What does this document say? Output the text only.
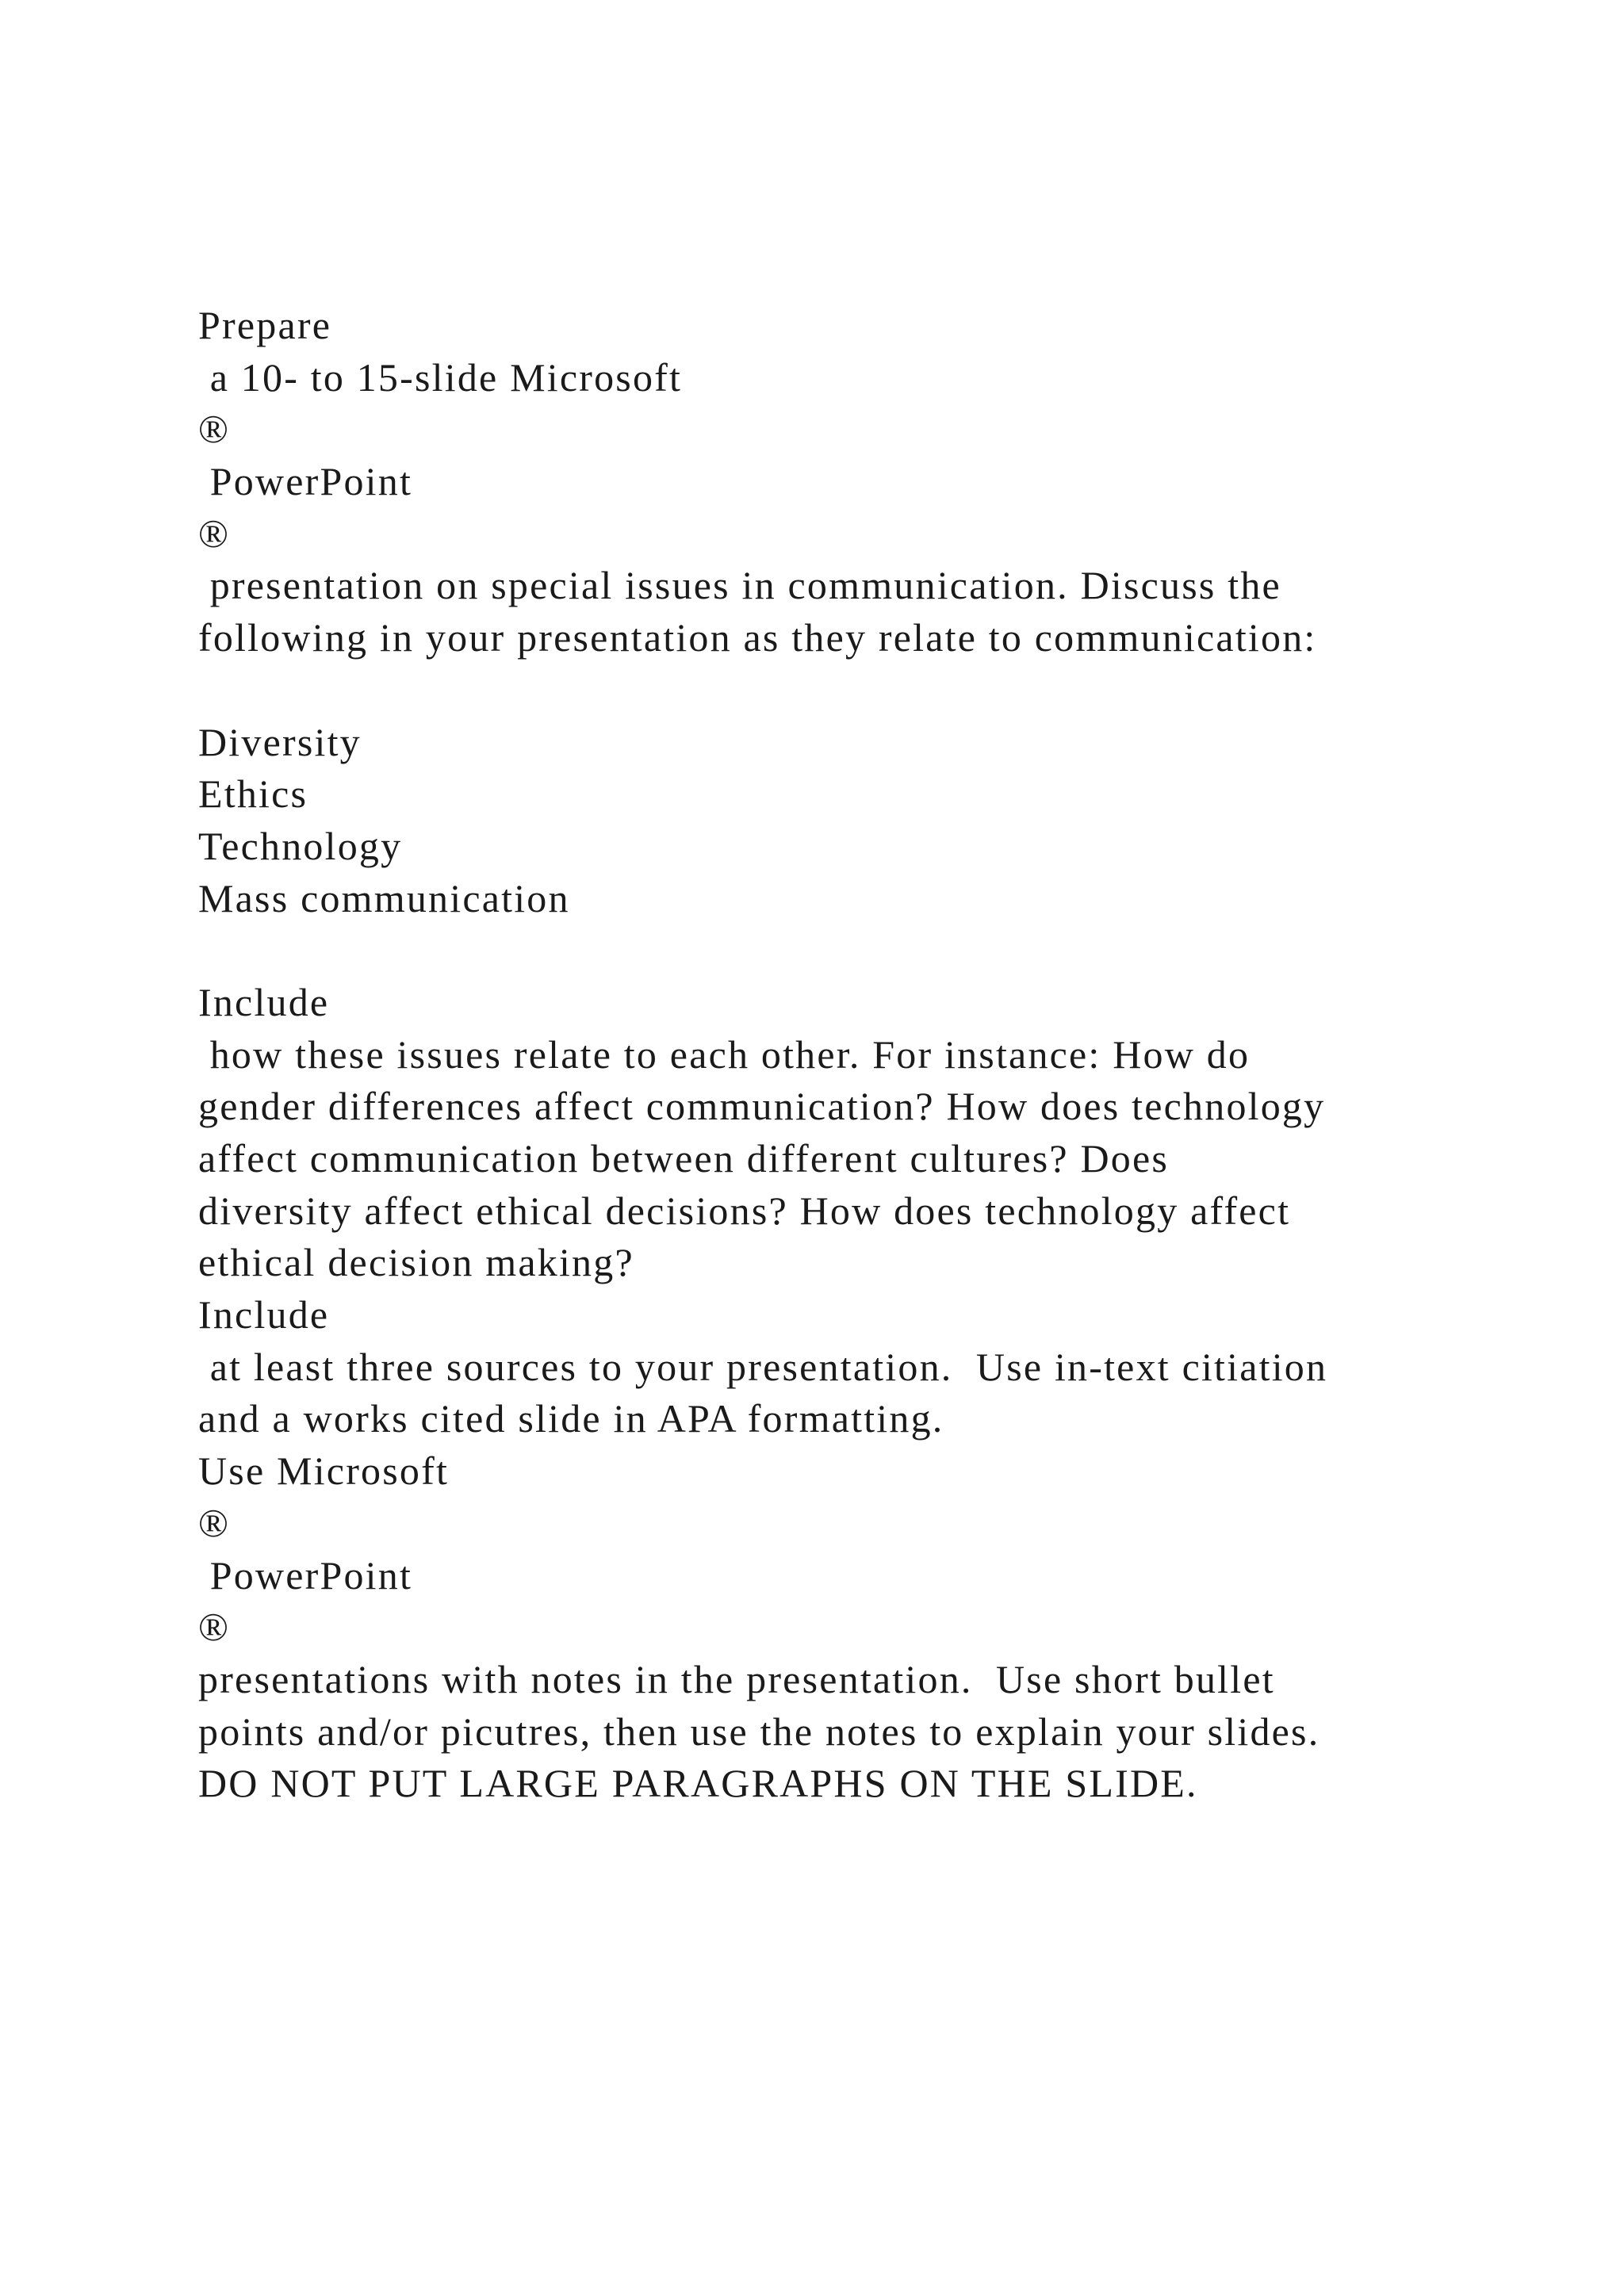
Prepare
a 10- to 15-slide Microsoft
®
PowerPoint
®
presentation on special issues in communication. Discuss the
following in your presentation as they relate to communication:
Diversity
Ethics
Technology
Mass communication
Include
how these issues relate to each other. For instance: How do
gender differences affect communication? How does technology
affect communication between different cultures? Does
diversity affect ethical decisions? How does technology affect
ethical decision making?
Include
at least three sources to your presentation.  Use in-text citiation
and a works cited slide in APA formatting.
Use Microsoft
®
PowerPoint
®
presentations with notes in the presentation.  Use short bullet
points and/or picutres, then use the notes to explain your slides.
DO NOT PUT LARGE PARAGRAPHS ON THE SLIDE.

| Brief |
Search the data above for the word "affect", then gather each line in which it appears.

| Answer to the exercise |
gender differences affect communication? How does technology
affect communication between different cultures? Does
diversity affect ethical decisions? How does technology affect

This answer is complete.